## The records
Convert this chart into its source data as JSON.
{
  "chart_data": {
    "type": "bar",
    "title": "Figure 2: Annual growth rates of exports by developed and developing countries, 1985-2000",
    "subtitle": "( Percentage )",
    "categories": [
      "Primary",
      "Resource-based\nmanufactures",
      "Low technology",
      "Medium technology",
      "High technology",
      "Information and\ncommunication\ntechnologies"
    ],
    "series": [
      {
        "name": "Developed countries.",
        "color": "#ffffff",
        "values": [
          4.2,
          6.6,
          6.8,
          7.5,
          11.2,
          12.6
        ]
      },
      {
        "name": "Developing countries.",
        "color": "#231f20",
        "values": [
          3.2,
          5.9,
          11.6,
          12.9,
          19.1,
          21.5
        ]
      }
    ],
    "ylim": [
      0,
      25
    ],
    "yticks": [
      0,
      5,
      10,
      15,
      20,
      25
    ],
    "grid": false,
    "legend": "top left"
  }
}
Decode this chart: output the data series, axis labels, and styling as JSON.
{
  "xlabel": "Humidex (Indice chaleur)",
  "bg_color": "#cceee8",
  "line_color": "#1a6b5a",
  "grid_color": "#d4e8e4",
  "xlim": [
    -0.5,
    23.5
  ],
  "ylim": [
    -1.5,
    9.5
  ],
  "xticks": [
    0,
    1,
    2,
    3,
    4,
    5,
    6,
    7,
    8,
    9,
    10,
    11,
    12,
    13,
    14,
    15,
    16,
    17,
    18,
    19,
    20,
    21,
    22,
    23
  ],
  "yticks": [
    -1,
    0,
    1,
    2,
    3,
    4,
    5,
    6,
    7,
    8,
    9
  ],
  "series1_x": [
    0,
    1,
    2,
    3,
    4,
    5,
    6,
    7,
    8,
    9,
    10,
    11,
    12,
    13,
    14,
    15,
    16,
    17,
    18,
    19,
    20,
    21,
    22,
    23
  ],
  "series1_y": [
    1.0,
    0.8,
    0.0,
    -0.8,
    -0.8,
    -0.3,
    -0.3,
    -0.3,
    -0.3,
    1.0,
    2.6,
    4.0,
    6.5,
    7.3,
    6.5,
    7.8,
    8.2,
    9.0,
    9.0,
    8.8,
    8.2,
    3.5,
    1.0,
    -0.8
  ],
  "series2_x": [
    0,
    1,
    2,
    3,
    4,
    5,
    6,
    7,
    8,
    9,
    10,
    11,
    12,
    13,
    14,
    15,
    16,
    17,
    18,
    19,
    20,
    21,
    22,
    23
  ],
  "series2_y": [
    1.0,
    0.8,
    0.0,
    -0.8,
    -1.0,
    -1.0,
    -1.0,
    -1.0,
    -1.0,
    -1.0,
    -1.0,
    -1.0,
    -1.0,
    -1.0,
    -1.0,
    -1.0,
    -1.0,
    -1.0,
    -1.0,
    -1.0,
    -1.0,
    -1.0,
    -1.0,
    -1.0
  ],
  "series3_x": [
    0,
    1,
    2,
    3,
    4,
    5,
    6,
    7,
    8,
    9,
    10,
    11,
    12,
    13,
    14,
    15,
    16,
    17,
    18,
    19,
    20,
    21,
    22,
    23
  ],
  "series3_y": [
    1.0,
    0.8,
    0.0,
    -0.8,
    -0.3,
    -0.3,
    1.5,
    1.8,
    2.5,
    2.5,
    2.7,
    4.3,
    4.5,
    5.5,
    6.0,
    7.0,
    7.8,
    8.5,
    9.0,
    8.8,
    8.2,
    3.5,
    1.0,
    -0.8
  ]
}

## Short exercise
From the listing above, pick out each line where the word "technology" appears.

## The result
      "Low technology",
      "Medium technology",
      "High technology",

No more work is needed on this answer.